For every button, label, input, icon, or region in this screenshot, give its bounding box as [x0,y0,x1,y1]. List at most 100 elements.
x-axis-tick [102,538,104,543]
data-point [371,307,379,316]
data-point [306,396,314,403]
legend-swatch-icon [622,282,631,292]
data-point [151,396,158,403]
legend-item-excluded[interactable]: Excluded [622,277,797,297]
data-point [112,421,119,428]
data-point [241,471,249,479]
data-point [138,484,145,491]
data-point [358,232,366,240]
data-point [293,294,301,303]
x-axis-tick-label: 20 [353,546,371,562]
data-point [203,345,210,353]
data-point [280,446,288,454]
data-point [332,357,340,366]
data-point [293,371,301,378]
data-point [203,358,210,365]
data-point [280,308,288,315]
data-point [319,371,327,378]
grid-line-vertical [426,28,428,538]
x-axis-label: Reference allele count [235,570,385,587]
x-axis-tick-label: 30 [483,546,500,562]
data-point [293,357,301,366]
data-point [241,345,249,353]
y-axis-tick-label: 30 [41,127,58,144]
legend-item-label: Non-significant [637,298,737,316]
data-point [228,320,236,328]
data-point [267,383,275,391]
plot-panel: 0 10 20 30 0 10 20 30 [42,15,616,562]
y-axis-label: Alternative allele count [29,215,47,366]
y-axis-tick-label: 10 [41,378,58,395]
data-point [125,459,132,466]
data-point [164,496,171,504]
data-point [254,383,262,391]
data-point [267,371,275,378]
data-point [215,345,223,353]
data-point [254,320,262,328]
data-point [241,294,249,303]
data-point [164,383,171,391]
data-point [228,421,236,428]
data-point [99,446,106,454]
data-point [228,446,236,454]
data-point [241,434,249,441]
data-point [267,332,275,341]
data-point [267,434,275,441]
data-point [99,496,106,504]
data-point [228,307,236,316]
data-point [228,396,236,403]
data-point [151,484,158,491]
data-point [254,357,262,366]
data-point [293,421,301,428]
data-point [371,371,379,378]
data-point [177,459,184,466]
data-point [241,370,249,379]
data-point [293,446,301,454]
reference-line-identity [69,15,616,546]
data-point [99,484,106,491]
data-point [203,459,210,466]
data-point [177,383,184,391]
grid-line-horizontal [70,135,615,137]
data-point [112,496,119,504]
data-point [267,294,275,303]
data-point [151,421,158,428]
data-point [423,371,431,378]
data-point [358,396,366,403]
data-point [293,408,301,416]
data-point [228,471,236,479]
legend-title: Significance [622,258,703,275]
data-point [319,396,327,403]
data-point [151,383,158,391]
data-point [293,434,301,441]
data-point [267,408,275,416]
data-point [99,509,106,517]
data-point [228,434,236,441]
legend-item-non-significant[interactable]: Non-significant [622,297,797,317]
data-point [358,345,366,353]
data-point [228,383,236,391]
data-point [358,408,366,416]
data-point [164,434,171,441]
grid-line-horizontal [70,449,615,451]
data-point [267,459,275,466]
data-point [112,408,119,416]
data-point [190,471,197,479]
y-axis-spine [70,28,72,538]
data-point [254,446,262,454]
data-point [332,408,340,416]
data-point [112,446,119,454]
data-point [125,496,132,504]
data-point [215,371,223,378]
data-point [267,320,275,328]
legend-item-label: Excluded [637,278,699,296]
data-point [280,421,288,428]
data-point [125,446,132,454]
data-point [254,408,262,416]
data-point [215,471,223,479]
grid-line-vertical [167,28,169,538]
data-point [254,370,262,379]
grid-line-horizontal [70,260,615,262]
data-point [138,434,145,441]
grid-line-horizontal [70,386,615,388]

◆ Set problem:
Reproduce every line of the records above without changing anything.

◆ Exercise result:
For every button, label, input, icon, or region in this screenshot, give its bounding box as [x0,y0,x1,y1]. List at most 100 elements.
x-axis-tick [102,538,104,543]
data-point [371,307,379,316]
data-point [306,396,314,403]
legend-swatch-icon [622,282,631,292]
data-point [151,396,158,403]
legend-item-excluded[interactable]: Excluded [622,277,797,297]
data-point [112,421,119,428]
data-point [241,471,249,479]
data-point [138,484,145,491]
data-point [358,232,366,240]
data-point [293,294,301,303]
x-axis-tick-label: 20 [353,546,371,562]
data-point [203,345,210,353]
data-point [280,446,288,454]
data-point [332,357,340,366]
data-point [293,371,301,378]
data-point [203,358,210,365]
data-point [280,308,288,315]
data-point [319,371,327,378]
grid-line-vertical [426,28,428,538]
x-axis-label: Reference allele count [235,570,385,587]
x-axis-tick-label: 30 [483,546,500,562]
data-point [293,357,301,366]
data-point [241,345,249,353]
y-axis-tick-label: 30 [41,127,58,144]
legend-item-label: Non-significant [637,298,737,316]
data-point [228,320,236,328]
data-point [267,383,275,391]
plot-panel: 0 10 20 30 0 10 20 30 [42,15,616,562]
y-axis-label: Alternative allele count [29,215,47,366]
y-axis-tick-label: 10 [41,378,58,395]
data-point [125,459,132,466]
data-point [164,496,171,504]
data-point [254,383,262,391]
data-point [267,371,275,378]
data-point [215,345,223,353]
data-point [254,320,262,328]
data-point [241,294,249,303]
data-point [164,383,171,391]
data-point [228,421,236,428]
data-point [99,446,106,454]
data-point [228,446,236,454]
data-point [241,434,249,441]
data-point [267,332,275,341]
data-point [267,434,275,441]
data-point [99,496,106,504]
data-point [228,307,236,316]
data-point [228,396,236,403]
data-point [151,484,158,491]
data-point [254,357,262,366]
data-point [293,421,301,428]
data-point [371,371,379,378]
data-point [177,459,184,466]
data-point [241,370,249,379]
data-point [293,446,301,454]
reference-line-identity [69,15,616,546]
data-point [99,484,106,491]
data-point [203,459,210,466]
data-point [177,383,184,391]
grid-line-horizontal [70,135,615,137]
data-point [112,496,119,504]
data-point [267,294,275,303]
data-point [151,421,158,428]
data-point [423,371,431,378]
data-point [358,396,366,403]
data-point [293,408,301,416]
data-point [228,471,236,479]
legend-title: Significance [622,258,703,275]
data-point [319,396,327,403]
data-point [151,383,158,391]
data-point [293,434,301,441]
data-point [267,408,275,416]
data-point [99,509,106,517]
data-point [228,434,236,441]
legend-item-non-significant[interactable]: Non-significant [622,297,797,317]
data-point [358,345,366,353]
data-point [228,383,236,391]
data-point [358,408,366,416]
data-point [164,434,171,441]
grid-line-horizontal [70,449,615,451]
data-point [267,459,275,466]
data-point [112,408,119,416]
data-point [190,471,197,479]
y-axis-spine [70,28,72,538]
data-point [254,446,262,454]
data-point [332,408,340,416]
data-point [112,446,119,454]
data-point [125,496,132,504]
data-point [215,371,223,378]
data-point [267,320,275,328]
legend-item-label: Excluded [637,278,699,296]
data-point [280,421,288,428]
data-point [125,446,132,454]
data-point [254,408,262,416]
data-point [215,471,223,479]
grid-line-vertical [167,28,169,538]
data-point [254,370,262,379]
grid-line-horizontal [70,260,615,262]
data-point [138,434,145,441]
grid-line-horizontal [70,386,615,388]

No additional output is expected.